[Provided material]
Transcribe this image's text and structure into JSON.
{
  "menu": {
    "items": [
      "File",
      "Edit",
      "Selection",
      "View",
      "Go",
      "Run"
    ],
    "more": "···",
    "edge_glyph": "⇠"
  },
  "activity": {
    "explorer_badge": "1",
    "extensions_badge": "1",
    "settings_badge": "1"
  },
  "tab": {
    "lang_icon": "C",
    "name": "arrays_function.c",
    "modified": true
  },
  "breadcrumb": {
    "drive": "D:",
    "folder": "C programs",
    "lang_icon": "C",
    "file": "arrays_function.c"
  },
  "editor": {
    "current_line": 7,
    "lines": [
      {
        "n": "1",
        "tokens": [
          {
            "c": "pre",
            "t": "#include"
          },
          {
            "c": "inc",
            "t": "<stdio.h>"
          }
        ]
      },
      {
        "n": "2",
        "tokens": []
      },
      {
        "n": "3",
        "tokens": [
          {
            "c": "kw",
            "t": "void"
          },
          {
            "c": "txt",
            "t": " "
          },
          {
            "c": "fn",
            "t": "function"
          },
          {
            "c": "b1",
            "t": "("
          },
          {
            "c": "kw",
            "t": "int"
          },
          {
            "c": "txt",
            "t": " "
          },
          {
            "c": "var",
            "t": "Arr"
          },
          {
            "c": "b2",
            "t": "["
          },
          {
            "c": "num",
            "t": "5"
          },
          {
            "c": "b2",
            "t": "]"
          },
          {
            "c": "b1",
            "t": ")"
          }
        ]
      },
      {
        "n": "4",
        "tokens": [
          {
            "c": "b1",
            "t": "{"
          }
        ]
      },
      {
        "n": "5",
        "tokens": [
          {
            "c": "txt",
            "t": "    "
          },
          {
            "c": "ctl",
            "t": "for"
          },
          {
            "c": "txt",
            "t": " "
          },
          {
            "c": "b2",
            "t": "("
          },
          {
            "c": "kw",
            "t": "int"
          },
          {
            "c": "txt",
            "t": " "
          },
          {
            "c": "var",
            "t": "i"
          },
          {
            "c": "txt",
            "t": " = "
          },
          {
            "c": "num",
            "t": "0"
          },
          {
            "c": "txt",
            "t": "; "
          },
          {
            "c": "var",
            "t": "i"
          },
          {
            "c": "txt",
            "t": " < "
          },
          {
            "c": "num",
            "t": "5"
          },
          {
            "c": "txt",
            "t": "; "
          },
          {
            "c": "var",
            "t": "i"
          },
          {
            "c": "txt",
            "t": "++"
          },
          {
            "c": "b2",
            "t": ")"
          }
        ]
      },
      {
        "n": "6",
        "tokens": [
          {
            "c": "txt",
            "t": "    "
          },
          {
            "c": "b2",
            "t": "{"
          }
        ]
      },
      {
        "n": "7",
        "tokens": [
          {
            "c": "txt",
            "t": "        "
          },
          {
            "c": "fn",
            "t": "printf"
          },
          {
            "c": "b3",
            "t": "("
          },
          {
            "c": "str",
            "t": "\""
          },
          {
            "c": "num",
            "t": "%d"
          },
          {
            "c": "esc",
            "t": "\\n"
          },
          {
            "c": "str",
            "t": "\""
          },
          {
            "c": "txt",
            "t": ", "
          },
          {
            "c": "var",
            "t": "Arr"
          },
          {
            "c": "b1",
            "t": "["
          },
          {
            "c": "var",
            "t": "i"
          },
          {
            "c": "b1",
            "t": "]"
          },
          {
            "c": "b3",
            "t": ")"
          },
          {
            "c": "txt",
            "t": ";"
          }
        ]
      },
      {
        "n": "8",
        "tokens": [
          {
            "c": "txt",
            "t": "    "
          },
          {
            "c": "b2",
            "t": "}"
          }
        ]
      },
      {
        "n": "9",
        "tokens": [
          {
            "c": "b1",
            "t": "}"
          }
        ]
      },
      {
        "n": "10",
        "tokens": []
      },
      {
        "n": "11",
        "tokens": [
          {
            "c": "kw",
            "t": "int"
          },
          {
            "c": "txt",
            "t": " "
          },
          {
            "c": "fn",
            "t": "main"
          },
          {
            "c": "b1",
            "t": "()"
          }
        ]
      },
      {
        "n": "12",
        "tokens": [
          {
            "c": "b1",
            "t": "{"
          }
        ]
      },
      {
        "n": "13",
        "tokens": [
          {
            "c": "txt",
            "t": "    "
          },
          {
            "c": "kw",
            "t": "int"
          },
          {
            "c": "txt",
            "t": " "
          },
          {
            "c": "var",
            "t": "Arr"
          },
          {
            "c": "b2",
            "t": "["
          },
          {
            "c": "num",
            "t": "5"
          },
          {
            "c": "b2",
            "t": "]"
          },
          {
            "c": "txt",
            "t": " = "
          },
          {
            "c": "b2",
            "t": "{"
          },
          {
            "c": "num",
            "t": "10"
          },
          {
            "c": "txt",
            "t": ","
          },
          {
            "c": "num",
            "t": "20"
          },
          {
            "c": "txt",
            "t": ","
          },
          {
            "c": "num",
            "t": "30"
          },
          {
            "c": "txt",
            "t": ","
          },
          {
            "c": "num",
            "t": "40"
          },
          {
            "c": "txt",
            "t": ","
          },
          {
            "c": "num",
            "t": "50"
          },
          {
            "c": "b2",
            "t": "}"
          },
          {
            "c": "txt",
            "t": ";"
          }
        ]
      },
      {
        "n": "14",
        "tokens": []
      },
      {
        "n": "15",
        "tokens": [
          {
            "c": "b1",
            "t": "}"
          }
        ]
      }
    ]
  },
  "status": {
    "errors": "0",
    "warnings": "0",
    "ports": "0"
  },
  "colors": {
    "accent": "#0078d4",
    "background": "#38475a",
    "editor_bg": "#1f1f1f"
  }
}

[Set exercise] All the entries above need to be reproduced exactly.

[Answer in full]
Transcribe this image's text and structure into JSON.
{
  "menu": {
    "items": [
      "File",
      "Edit",
      "Selection",
      "View",
      "Go",
      "Run"
    ],
    "more": "···",
    "edge_glyph": "⇠"
  },
  "activity": {
    "explorer_badge": "1",
    "extensions_badge": "1",
    "settings_badge": "1"
  },
  "tab": {
    "lang_icon": "C",
    "name": "arrays_function.c",
    "modified": true
  },
  "breadcrumb": {
    "drive": "D:",
    "folder": "C programs",
    "lang_icon": "C",
    "file": "arrays_function.c"
  },
  "editor": {
    "current_line": 7,
    "lines": [
      {
        "n": "1",
        "tokens": [
          {
            "c": "pre",
            "t": "#include"
          },
          {
            "c": "inc",
            "t": "<stdio.h>"
          }
        ]
      },
      {
        "n": "2",
        "tokens": []
      },
      {
        "n": "3",
        "tokens": [
          {
            "c": "kw",
            "t": "void"
          },
          {
            "c": "txt",
            "t": " "
          },
          {
            "c": "fn",
            "t": "function"
          },
          {
            "c": "b1",
            "t": "("
          },
          {
            "c": "kw",
            "t": "int"
          },
          {
            "c": "txt",
            "t": " "
          },
          {
            "c": "var",
            "t": "Arr"
          },
          {
            "c": "b2",
            "t": "["
          },
          {
            "c": "num",
            "t": "5"
          },
          {
            "c": "b2",
            "t": "]"
          },
          {
            "c": "b1",
            "t": ")"
          }
        ]
      },
      {
        "n": "4",
        "tokens": [
          {
            "c": "b1",
            "t": "{"
          }
        ]
      },
      {
        "n": "5",
        "tokens": [
          {
            "c": "txt",
            "t": "    "
          },
          {
            "c": "ctl",
            "t": "for"
          },
          {
            "c": "txt",
            "t": " "
          },
          {
            "c": "b2",
            "t": "("
          },
          {
            "c": "kw",
            "t": "int"
          },
          {
            "c": "txt",
            "t": " "
          },
          {
            "c": "var",
            "t": "i"
          },
          {
            "c": "txt",
            "t": " = "
          },
          {
            "c": "num",
            "t": "0"
          },
          {
            "c": "txt",
            "t": "; "
          },
          {
            "c": "var",
            "t": "i"
          },
          {
            "c": "txt",
            "t": " < "
          },
          {
            "c": "num",
            "t": "5"
          },
          {
            "c": "txt",
            "t": "; "
          },
          {
            "c": "var",
            "t": "i"
          },
          {
            "c": "txt",
            "t": "++"
          },
          {
            "c": "b2",
            "t": ")"
          }
        ]
      },
      {
        "n": "6",
        "tokens": [
          {
            "c": "txt",
            "t": "    "
          },
          {
            "c": "b2",
            "t": "{"
          }
        ]
      },
      {
        "n": "7",
        "tokens": [
          {
            "c": "txt",
            "t": "        "
          },
          {
            "c": "fn",
            "t": "printf"
          },
          {
            "c": "b3",
            "t": "("
          },
          {
            "c": "str",
            "t": "\""
          },
          {
            "c": "num",
            "t": "%d"
          },
          {
            "c": "esc",
            "t": "\\n"
          },
          {
            "c": "str",
            "t": "\""
          },
          {
            "c": "txt",
            "t": ", "
          },
          {
            "c": "var",
            "t": "Arr"
          },
          {
            "c": "b1",
            "t": "["
          },
          {
            "c": "var",
            "t": "i"
          },
          {
            "c": "b1",
            "t": "]"
          },
          {
            "c": "b3",
            "t": ")"
          },
          {
            "c": "txt",
            "t": ";"
          }
        ]
      },
      {
        "n": "8",
        "tokens": [
          {
            "c": "txt",
            "t": "    "
          },
          {
            "c": "b2",
            "t": "}"
          }
        ]
      },
      {
        "n": "9",
        "tokens": [
          {
            "c": "b1",
            "t": "}"
          }
        ]
      },
      {
        "n": "10",
        "tokens": []
      },
      {
        "n": "11",
        "tokens": [
          {
            "c": "kw",
            "t": "int"
          },
          {
            "c": "txt",
            "t": " "
          },
          {
            "c": "fn",
            "t": "main"
          },
          {
            "c": "b1",
            "t": "()"
          }
        ]
      },
      {
        "n": "12",
        "tokens": [
          {
            "c": "b1",
            "t": "{"
          }
        ]
      },
      {
        "n": "13",
        "tokens": [
          {
            "c": "txt",
            "t": "    "
          },
          {
            "c": "kw",
            "t": "int"
          },
          {
            "c": "txt",
            "t": " "
          },
          {
            "c": "var",
            "t": "Arr"
          },
          {
            "c": "b2",
            "t": "["
          },
          {
            "c": "num",
            "t": "5"
          },
          {
            "c": "b2",
            "t": "]"
          },
          {
            "c": "txt",
            "t": " = "
          },
          {
            "c": "b2",
            "t": "{"
          },
          {
            "c": "num",
            "t": "10"
          },
          {
            "c": "txt",
            "t": ","
          },
          {
            "c": "num",
            "t": "20"
          },
          {
            "c": "txt",
            "t": ","
          },
          {
            "c": "num",
            "t": "30"
          },
          {
            "c": "txt",
            "t": ","
          },
          {
            "c": "num",
            "t": "40"
          },
          {
            "c": "txt",
            "t": ","
          },
          {
            "c": "num",
            "t": "50"
          },
          {
            "c": "b2",
            "t": "}"
          },
          {
            "c": "txt",
            "t": ";"
          }
        ]
      },
      {
        "n": "14",
        "tokens": []
      },
      {
        "n": "15",
        "tokens": [
          {
            "c": "b1",
            "t": "}"
          }
        ]
      }
    ]
  },
  "status": {
    "errors": "0",
    "warnings": "0",
    "ports": "0"
  },
  "colors": {
    "accent": "#0078d4",
    "background": "#38475a",
    "editor_bg": "#1f1f1f"
  }
}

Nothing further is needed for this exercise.